→ AIM OF THE EXERCISE:
Copy out each line that has "Type" in it.

→ EXERCISE MATERIALS:
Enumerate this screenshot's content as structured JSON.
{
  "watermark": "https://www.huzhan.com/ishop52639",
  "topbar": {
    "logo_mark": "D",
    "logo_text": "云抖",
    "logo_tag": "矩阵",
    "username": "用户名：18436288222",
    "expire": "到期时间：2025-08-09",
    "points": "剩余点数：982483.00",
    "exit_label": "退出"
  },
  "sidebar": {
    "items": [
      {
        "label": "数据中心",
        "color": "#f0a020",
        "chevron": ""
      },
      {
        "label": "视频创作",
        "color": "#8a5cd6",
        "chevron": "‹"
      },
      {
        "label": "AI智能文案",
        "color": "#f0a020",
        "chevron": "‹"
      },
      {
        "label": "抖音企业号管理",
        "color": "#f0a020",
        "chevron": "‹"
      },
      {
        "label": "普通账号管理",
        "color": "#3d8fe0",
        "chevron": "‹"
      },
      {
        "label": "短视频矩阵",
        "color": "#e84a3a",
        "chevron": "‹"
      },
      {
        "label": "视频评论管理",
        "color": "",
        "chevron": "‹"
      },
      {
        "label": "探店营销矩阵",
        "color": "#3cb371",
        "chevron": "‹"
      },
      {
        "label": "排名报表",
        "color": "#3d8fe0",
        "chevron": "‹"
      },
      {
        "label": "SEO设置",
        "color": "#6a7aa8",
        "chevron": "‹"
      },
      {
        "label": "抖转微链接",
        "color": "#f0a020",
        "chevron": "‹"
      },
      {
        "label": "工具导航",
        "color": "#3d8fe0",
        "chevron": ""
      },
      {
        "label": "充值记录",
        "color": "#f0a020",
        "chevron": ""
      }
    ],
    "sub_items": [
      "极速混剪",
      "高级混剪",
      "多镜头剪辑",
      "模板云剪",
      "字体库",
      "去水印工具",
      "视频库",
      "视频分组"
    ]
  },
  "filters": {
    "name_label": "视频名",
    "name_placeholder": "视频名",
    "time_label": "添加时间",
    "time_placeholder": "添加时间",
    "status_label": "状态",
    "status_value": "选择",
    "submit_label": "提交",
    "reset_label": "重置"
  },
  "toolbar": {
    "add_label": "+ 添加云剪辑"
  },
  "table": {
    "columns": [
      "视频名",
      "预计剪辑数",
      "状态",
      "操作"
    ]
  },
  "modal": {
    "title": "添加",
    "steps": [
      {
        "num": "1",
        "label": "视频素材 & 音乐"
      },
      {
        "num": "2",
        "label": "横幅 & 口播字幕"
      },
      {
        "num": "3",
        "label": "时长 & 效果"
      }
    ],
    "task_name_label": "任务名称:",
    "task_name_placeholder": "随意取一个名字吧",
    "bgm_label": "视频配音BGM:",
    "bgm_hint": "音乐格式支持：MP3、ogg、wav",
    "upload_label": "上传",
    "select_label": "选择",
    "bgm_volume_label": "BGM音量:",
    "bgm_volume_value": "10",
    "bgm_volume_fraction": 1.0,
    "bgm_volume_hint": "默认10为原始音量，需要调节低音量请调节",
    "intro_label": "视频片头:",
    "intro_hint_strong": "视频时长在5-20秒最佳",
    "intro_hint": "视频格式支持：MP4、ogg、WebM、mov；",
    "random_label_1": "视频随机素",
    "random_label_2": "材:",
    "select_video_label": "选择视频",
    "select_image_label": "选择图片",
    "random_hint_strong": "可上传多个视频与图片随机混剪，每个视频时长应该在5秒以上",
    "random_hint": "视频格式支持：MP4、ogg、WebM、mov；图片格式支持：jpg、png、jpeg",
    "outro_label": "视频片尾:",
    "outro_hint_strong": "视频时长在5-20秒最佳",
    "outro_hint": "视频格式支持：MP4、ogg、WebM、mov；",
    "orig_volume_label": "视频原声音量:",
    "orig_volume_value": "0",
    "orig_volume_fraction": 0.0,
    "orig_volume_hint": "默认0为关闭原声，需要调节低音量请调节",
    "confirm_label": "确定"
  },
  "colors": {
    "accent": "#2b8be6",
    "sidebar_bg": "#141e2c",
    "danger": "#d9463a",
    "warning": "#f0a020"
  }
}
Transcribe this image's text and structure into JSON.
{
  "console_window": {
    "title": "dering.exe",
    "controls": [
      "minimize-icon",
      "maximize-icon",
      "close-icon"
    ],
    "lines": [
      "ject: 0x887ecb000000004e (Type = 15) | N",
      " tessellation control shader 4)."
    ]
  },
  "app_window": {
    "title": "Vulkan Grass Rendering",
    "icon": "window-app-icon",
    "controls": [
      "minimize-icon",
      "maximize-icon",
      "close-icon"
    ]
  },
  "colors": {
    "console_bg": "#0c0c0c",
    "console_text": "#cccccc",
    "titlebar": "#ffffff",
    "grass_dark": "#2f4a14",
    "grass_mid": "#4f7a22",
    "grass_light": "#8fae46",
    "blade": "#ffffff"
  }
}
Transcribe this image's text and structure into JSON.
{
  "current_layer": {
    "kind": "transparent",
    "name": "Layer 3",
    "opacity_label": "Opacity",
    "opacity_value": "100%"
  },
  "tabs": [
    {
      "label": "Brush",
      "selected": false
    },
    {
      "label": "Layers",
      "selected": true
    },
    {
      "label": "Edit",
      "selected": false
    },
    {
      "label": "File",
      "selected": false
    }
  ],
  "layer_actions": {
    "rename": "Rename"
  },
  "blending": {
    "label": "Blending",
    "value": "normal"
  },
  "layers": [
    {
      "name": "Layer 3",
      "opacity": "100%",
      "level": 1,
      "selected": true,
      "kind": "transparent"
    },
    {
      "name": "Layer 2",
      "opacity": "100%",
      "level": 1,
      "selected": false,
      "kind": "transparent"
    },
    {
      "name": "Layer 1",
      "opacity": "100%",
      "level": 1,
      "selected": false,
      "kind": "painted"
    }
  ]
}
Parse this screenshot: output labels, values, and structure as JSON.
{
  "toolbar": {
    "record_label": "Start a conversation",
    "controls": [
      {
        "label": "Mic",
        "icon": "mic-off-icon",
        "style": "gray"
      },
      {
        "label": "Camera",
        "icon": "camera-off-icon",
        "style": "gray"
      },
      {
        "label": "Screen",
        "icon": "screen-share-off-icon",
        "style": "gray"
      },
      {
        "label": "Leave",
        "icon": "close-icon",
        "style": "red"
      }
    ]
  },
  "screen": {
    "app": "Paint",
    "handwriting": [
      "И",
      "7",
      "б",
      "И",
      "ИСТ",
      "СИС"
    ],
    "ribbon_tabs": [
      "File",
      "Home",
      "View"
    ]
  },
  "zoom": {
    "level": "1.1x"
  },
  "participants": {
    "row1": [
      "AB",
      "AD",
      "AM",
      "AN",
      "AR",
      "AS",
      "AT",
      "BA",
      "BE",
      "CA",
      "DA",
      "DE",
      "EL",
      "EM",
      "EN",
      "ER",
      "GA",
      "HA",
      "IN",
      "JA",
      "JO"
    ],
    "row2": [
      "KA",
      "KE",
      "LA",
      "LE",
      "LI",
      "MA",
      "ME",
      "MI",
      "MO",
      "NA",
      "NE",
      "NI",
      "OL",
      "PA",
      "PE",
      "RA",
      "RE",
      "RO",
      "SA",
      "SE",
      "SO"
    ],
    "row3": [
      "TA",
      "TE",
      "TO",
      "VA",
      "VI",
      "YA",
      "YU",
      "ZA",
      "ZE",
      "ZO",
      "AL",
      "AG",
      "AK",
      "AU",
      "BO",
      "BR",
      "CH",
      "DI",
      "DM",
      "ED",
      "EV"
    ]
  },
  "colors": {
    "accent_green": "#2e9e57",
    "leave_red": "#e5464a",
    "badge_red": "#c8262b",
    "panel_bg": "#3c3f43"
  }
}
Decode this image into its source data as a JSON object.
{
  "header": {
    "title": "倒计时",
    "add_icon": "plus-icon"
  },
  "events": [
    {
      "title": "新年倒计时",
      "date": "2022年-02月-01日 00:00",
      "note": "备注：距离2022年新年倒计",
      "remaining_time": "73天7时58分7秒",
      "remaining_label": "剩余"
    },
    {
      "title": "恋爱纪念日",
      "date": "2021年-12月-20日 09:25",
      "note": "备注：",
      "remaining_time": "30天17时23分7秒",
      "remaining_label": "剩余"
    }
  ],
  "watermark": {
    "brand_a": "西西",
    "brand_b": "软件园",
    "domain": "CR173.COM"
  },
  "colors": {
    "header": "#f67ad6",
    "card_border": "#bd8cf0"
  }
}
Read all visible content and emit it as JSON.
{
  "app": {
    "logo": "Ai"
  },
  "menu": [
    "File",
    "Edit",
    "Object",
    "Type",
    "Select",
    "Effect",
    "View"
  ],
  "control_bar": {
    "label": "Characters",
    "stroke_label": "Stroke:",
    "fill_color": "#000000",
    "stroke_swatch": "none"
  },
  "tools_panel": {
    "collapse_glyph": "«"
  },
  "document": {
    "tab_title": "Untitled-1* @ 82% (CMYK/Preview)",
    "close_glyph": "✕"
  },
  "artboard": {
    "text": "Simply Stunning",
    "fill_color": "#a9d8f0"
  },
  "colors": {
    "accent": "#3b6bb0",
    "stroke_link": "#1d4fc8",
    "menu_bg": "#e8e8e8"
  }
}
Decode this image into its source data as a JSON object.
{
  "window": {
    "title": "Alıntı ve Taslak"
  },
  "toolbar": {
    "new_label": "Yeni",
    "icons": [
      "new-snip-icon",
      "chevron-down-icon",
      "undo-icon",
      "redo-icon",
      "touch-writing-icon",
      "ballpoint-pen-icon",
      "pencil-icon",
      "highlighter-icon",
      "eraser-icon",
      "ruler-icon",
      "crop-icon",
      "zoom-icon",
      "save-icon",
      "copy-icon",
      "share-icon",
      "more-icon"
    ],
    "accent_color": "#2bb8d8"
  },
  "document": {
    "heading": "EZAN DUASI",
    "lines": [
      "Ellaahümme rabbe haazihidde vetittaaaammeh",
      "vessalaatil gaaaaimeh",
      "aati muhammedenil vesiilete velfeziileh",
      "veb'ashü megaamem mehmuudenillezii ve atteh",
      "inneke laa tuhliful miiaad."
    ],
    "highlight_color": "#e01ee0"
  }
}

→ TASK ANSWER:
      "ject: 0x887ecb000000004e (Type = 15) | N",
    "Type",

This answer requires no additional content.